▸ **TASK MATERIAL**
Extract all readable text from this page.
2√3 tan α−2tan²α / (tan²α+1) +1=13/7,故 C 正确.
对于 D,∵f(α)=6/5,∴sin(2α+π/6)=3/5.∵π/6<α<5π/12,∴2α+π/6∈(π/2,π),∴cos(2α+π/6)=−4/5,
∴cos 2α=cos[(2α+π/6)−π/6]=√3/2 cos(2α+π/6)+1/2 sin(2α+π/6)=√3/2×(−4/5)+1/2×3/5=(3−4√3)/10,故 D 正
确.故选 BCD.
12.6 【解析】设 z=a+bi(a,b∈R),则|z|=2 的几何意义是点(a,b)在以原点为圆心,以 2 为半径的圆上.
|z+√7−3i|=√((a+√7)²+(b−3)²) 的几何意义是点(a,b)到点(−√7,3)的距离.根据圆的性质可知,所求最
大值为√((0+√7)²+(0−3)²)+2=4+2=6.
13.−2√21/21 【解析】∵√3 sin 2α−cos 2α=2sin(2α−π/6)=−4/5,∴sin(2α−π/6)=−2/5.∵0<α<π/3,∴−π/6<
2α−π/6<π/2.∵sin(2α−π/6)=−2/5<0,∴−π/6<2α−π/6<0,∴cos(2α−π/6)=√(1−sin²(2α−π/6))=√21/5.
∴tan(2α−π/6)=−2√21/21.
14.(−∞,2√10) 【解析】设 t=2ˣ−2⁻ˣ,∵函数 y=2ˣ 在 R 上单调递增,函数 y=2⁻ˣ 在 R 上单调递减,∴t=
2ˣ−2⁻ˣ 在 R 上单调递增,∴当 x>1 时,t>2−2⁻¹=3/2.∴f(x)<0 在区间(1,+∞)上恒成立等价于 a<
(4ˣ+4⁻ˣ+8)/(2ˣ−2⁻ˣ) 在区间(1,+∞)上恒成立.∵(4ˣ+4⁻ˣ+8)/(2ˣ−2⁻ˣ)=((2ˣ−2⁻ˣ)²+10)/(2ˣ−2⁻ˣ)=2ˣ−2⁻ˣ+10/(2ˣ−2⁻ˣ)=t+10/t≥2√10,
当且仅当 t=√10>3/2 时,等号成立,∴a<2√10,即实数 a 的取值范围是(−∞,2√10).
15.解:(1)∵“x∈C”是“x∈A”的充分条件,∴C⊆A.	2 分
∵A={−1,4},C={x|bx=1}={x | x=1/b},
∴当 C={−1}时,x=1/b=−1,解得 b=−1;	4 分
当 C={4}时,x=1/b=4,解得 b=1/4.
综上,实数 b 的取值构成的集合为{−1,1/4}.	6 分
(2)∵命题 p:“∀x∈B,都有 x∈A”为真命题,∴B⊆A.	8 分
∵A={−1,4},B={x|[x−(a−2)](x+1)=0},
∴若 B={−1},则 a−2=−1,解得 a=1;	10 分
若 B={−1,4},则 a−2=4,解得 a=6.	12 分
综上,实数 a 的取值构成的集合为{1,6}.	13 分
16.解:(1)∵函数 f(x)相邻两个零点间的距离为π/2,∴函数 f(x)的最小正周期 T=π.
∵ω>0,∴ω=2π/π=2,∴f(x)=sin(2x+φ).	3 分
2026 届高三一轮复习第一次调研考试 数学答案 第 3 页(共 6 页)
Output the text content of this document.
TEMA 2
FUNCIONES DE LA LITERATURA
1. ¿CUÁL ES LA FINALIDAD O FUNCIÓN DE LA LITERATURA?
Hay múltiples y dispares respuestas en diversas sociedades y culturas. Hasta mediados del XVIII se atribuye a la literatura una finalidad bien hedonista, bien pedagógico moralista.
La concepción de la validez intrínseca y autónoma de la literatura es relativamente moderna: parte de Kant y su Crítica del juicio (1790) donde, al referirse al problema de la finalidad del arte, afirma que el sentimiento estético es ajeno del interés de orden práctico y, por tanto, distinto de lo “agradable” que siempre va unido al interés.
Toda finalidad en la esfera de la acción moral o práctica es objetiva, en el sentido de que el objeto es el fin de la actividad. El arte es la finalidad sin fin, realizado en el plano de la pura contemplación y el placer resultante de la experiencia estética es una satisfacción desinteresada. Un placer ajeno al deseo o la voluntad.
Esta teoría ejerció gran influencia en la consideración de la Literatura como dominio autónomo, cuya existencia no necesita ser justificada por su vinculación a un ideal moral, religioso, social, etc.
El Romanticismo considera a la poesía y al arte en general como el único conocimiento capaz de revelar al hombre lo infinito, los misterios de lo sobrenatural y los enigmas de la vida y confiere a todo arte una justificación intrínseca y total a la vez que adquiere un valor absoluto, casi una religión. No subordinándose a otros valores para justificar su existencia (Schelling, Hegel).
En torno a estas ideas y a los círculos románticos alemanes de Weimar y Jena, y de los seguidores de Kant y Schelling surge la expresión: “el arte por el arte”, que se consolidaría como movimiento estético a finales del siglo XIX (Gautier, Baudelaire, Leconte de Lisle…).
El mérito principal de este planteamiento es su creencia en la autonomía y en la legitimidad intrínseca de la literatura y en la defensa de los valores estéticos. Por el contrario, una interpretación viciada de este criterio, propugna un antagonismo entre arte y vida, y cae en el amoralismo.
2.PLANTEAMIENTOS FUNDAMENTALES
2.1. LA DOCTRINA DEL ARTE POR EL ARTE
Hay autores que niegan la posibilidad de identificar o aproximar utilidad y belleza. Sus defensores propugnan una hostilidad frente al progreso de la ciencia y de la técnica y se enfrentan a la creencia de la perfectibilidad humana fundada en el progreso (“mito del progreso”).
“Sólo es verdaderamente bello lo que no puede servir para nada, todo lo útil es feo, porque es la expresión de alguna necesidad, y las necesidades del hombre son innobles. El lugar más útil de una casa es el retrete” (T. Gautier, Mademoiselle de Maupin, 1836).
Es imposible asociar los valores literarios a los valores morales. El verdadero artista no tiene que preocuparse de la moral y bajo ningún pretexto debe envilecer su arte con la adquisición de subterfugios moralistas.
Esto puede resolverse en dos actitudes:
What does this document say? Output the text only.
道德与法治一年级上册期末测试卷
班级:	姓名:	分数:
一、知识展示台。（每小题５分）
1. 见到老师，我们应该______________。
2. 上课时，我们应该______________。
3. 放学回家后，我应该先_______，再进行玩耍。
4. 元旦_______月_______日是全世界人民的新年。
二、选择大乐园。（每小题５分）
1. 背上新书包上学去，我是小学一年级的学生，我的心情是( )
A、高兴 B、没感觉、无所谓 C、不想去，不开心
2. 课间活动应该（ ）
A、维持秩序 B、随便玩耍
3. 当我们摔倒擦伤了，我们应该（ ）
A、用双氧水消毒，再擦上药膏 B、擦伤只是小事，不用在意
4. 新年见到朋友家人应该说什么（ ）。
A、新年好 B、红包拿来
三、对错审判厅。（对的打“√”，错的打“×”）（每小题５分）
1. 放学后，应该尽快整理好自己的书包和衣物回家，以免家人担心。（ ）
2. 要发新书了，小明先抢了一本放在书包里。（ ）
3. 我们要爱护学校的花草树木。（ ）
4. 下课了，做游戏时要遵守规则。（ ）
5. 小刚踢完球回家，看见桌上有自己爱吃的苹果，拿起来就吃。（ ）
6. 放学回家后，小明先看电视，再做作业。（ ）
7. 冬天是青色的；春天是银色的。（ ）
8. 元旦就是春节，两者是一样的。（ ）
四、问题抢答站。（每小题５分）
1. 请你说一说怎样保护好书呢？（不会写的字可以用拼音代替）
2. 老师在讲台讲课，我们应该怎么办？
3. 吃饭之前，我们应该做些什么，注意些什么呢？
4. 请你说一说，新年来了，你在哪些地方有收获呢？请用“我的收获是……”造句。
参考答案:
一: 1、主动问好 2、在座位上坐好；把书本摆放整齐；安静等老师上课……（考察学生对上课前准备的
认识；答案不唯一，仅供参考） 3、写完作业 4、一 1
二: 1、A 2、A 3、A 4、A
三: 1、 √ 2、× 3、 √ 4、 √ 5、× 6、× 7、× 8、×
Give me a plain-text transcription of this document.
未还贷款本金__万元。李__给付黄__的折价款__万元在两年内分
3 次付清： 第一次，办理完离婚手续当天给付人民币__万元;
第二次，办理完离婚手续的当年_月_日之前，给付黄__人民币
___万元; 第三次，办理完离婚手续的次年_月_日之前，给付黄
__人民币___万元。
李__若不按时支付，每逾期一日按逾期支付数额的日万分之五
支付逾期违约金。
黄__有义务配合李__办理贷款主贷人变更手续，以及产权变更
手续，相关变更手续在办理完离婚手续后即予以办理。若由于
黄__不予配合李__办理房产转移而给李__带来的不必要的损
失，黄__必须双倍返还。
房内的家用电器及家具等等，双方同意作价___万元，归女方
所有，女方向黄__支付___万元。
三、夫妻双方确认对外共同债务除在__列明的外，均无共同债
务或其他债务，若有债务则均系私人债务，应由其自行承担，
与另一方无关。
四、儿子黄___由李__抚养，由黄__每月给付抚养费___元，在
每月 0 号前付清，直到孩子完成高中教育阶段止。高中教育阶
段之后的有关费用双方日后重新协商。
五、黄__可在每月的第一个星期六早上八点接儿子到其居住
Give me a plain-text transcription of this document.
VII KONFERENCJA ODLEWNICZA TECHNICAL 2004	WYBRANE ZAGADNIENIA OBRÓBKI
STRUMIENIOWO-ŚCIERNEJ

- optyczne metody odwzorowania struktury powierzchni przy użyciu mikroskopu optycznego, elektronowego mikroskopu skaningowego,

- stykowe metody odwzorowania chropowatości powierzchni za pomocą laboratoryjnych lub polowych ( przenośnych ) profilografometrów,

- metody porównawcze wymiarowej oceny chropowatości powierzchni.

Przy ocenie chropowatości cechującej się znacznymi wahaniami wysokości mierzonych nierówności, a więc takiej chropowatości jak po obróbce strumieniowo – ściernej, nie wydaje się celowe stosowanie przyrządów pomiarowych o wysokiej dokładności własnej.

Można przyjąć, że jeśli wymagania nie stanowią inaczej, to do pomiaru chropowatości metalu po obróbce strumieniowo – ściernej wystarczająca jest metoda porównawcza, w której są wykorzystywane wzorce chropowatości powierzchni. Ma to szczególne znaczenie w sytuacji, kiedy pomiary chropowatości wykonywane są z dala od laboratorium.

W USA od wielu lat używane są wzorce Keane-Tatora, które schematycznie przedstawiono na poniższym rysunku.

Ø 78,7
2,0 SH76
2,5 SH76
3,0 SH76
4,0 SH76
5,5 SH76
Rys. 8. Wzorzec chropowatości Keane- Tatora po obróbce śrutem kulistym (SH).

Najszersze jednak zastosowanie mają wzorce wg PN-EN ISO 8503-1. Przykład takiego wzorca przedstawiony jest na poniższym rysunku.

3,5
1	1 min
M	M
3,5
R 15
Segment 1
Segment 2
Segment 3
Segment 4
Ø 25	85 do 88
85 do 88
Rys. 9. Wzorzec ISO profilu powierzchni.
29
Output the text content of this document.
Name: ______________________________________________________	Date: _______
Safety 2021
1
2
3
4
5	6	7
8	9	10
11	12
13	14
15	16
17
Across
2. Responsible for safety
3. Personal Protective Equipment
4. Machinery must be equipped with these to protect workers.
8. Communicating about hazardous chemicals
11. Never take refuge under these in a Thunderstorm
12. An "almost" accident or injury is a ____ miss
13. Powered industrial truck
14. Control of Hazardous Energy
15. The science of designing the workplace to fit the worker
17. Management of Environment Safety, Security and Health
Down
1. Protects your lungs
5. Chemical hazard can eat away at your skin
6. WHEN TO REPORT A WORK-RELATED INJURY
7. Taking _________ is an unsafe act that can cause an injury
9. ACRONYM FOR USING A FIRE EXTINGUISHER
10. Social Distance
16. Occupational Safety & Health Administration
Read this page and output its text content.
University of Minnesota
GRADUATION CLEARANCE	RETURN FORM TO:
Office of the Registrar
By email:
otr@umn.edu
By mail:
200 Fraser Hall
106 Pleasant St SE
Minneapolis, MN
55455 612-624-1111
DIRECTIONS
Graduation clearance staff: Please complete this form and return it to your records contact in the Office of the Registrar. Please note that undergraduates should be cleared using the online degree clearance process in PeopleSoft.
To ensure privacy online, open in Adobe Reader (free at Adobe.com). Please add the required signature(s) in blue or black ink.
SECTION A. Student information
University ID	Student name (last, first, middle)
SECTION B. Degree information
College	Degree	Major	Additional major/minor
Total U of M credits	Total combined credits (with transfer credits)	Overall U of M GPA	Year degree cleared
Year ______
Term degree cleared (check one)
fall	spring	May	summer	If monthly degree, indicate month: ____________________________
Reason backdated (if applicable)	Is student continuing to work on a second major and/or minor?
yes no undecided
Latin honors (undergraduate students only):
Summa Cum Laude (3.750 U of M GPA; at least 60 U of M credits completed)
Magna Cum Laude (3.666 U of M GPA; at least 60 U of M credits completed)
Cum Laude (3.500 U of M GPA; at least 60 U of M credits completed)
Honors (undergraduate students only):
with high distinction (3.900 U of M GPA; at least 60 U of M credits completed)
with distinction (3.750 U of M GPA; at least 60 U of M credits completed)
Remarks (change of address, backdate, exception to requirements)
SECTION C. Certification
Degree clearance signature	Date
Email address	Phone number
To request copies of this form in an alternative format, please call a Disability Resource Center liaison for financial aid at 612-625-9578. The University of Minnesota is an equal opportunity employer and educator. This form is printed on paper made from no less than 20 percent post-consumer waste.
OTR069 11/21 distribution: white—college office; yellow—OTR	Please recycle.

▸ **YOUR INSTRUCTIONS**
Show every line in the entries where the string "odwzorowania" occurs.

▸ **IN RESPONSE**
- optyczne metody odwzorowania struktury powierzchni przy użyciu mikroskopu optycznego, elektronowego mikroskopu skaningowego,
- stykowe metody odwzorowania chropowatości powierzchni za pomocą laboratoryjnych lub polowych ( przenośnych ) profilografometrów,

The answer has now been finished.